** begin **

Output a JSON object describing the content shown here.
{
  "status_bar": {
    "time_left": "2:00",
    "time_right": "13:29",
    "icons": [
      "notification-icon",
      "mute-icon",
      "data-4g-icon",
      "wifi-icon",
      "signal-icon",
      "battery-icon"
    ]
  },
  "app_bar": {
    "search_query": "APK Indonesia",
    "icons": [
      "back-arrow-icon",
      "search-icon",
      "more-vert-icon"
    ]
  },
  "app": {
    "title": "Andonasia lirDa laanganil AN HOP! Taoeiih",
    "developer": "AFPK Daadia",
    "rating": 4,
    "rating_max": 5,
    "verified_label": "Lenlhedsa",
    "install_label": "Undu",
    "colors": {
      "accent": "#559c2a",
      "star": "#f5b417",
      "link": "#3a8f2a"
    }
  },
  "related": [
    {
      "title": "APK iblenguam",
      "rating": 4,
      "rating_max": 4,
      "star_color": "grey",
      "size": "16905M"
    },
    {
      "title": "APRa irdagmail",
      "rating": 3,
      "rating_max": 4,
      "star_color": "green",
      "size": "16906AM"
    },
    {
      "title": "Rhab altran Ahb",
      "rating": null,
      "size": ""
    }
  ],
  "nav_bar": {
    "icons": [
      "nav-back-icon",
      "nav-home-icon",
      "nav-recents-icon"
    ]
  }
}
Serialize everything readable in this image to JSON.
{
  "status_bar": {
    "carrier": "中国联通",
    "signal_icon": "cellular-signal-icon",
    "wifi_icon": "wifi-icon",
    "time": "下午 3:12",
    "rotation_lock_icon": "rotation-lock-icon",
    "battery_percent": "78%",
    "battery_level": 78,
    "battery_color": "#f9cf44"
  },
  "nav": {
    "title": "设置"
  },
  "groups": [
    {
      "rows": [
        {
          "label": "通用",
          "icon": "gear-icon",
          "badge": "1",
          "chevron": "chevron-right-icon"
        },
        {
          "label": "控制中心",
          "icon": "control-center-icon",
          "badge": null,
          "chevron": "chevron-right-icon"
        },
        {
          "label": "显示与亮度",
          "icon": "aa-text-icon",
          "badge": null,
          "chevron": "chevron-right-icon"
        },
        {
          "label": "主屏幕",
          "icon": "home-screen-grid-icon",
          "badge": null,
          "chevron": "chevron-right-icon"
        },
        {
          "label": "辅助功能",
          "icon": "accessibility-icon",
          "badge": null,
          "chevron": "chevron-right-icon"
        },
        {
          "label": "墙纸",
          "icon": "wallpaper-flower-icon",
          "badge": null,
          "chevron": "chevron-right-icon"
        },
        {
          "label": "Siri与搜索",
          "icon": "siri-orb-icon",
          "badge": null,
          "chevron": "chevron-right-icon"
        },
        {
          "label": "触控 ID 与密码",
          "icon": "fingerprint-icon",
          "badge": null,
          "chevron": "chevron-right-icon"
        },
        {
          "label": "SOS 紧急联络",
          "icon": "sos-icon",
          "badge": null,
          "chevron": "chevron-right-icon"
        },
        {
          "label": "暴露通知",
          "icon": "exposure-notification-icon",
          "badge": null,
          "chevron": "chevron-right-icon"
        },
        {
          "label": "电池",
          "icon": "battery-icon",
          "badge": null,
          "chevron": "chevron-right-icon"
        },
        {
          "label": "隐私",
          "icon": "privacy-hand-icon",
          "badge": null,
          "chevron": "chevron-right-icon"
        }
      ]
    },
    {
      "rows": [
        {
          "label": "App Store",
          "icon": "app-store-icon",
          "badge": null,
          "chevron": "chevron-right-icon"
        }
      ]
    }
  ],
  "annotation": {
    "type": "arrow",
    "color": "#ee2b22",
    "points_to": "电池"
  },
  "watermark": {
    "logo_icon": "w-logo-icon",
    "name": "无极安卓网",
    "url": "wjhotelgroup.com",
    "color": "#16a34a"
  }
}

** end **
** begin **

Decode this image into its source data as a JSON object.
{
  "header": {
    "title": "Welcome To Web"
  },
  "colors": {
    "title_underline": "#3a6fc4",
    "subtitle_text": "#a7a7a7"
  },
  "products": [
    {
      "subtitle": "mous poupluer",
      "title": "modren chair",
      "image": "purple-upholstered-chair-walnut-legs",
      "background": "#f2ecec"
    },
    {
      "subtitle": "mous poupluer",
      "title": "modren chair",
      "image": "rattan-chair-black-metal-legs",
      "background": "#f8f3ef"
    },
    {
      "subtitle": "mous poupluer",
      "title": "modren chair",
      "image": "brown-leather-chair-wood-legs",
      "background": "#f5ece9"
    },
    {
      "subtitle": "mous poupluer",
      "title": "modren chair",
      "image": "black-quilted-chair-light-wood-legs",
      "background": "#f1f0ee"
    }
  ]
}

** end **

> Given request: Go through the preceding material and copy each line that has the word "object".

> Task answer:
Output a JSON object describing the content shown here.
Decode this image into its source data as a JSON object.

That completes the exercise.